Task statement
Gather each line containing the string "this" from these entries.

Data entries
--------------------------------------------------

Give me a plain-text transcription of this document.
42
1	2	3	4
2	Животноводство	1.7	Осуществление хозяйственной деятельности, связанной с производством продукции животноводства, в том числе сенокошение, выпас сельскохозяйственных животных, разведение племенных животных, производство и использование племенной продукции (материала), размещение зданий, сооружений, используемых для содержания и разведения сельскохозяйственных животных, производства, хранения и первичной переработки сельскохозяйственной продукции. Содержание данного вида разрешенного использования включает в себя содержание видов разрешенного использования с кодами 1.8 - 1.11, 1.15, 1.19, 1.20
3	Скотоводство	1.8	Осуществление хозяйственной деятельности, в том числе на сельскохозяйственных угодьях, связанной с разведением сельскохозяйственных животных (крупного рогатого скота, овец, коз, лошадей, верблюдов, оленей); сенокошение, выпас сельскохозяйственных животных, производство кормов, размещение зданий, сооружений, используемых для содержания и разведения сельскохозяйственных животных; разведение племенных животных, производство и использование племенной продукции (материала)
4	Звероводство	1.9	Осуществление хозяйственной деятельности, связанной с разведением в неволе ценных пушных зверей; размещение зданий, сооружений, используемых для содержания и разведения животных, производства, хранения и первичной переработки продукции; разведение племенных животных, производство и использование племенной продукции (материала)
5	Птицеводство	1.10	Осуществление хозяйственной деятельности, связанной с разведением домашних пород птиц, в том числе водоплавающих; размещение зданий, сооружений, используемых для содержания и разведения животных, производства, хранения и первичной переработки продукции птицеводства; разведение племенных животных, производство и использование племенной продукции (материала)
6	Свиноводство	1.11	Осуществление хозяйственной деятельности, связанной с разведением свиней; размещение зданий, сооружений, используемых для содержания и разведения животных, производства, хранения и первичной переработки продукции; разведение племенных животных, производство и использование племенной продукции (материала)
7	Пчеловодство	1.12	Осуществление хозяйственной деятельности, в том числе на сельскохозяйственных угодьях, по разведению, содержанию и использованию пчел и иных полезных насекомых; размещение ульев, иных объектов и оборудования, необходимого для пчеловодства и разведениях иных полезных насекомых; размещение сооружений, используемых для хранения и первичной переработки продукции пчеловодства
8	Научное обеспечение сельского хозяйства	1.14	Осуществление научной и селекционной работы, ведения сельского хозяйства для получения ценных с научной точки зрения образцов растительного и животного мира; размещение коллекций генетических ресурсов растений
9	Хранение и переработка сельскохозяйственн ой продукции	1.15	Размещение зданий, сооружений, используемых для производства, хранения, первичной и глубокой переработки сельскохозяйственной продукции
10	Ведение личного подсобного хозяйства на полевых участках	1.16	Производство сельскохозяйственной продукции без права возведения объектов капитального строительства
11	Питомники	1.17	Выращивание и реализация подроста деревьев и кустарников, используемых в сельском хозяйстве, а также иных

--------------------------------------------------

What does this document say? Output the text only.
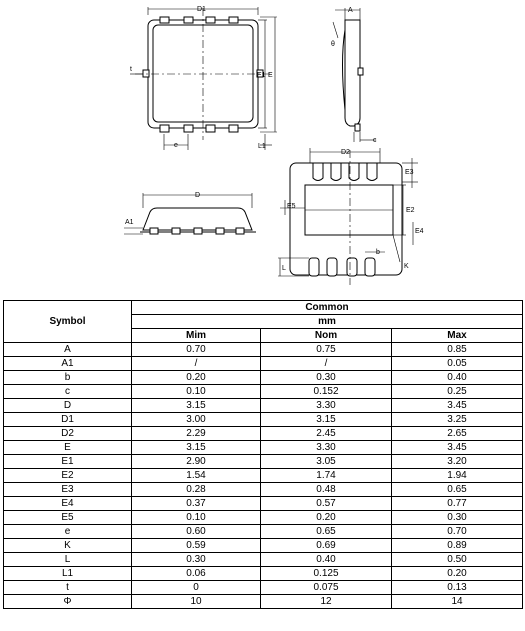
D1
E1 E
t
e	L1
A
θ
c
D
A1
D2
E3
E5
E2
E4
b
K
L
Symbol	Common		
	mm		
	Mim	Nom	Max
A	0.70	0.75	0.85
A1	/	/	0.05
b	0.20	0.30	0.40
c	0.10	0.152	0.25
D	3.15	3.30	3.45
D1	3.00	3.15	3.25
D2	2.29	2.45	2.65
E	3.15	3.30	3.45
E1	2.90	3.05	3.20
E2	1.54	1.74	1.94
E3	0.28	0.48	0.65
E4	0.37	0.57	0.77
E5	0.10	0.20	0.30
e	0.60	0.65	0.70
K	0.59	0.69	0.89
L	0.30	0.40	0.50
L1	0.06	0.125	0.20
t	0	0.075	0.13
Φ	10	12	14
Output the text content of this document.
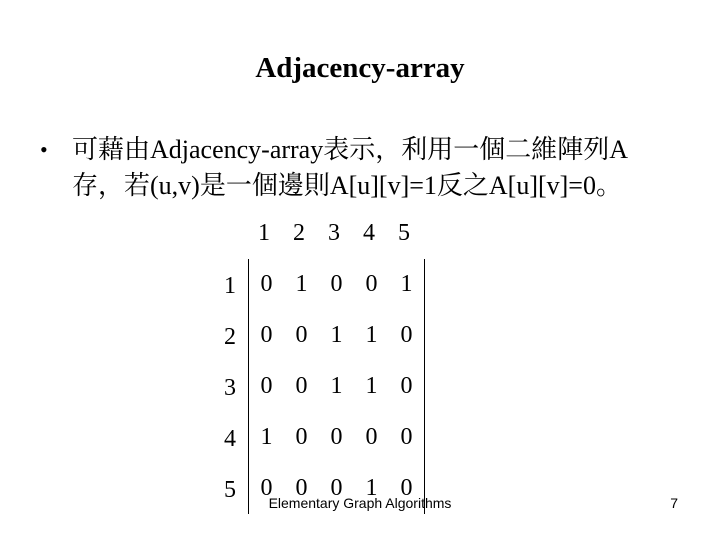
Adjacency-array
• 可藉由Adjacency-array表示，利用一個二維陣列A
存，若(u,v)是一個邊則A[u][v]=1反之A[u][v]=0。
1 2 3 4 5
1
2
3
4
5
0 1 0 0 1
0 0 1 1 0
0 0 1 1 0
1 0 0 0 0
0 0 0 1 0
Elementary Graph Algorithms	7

--------------------------------------------------

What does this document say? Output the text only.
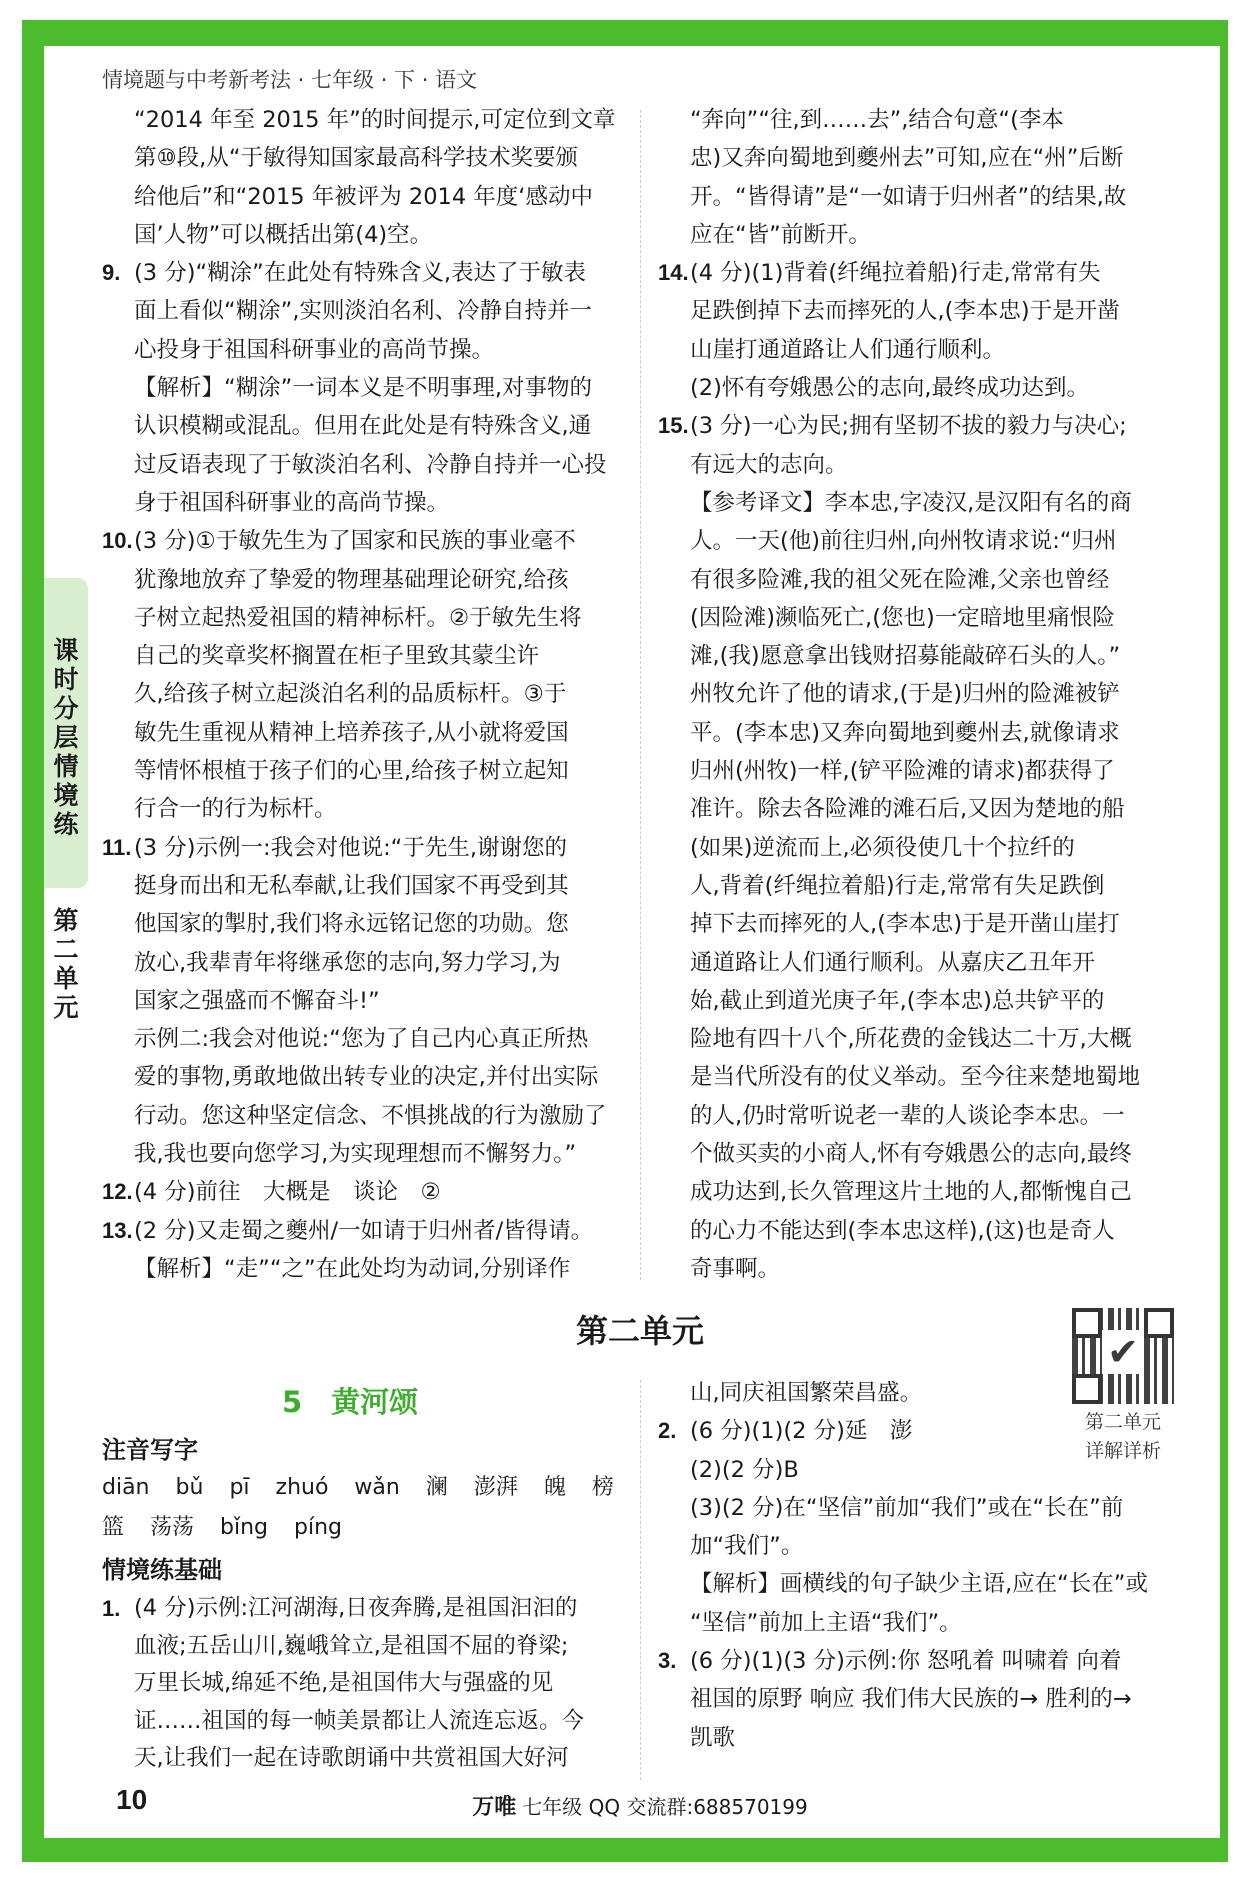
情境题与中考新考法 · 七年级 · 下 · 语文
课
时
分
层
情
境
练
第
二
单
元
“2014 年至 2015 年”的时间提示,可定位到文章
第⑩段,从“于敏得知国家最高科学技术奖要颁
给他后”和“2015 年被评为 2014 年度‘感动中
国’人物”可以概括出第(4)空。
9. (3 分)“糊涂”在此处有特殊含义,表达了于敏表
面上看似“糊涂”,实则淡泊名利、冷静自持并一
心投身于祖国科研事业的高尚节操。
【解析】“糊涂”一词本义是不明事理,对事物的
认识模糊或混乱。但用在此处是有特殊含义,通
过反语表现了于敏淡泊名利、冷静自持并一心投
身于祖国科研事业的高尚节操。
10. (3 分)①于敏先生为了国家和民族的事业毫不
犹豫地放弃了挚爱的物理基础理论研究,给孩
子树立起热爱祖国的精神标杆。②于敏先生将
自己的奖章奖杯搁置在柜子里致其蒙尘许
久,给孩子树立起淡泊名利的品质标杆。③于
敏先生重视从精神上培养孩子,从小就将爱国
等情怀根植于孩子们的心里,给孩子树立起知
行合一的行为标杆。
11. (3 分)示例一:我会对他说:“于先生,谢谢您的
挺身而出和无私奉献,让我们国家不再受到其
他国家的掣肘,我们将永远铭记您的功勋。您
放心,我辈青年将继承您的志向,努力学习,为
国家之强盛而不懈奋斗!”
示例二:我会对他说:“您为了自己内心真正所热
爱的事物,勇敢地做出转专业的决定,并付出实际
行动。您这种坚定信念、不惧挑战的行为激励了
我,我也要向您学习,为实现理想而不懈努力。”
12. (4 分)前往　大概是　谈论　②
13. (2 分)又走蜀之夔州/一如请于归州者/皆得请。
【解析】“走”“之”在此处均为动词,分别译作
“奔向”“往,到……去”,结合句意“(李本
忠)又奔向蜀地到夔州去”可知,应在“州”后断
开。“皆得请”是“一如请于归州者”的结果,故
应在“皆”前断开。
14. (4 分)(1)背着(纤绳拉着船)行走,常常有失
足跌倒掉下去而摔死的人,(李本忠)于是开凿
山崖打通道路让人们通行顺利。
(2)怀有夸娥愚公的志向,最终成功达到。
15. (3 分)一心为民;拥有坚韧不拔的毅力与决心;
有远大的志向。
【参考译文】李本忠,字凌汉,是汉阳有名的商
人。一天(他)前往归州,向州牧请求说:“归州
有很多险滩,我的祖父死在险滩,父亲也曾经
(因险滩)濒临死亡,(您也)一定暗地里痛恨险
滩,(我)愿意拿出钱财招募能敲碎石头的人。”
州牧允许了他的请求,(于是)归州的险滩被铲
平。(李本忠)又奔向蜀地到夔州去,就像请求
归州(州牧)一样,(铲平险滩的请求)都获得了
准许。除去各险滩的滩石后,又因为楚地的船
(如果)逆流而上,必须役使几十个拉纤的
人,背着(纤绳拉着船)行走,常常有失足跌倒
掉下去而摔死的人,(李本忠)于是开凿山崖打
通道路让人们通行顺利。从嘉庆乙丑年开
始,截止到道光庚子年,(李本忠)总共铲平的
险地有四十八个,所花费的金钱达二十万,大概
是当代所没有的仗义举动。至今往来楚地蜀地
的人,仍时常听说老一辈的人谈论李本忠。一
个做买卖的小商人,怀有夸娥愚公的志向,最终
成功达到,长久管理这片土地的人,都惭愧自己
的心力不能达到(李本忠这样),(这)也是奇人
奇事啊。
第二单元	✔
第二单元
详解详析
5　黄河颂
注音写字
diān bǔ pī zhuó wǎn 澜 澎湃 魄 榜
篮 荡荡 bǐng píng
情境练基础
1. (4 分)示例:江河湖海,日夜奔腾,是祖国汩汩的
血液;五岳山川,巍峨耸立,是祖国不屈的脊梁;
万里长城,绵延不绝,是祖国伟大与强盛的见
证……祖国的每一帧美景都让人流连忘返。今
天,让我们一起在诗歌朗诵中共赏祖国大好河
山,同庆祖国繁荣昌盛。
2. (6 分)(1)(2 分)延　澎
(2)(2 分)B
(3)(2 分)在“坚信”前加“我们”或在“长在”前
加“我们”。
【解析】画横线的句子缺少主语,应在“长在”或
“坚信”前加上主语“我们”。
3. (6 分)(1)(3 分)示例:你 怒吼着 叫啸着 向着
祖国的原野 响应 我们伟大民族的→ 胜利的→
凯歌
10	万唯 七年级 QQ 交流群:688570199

--------------------------------------------------

Complete output
Give me a plain-text transcription of this document.
What does this document say? Output the text only.
Output the text content of this document.
What does this document say? Output the text only.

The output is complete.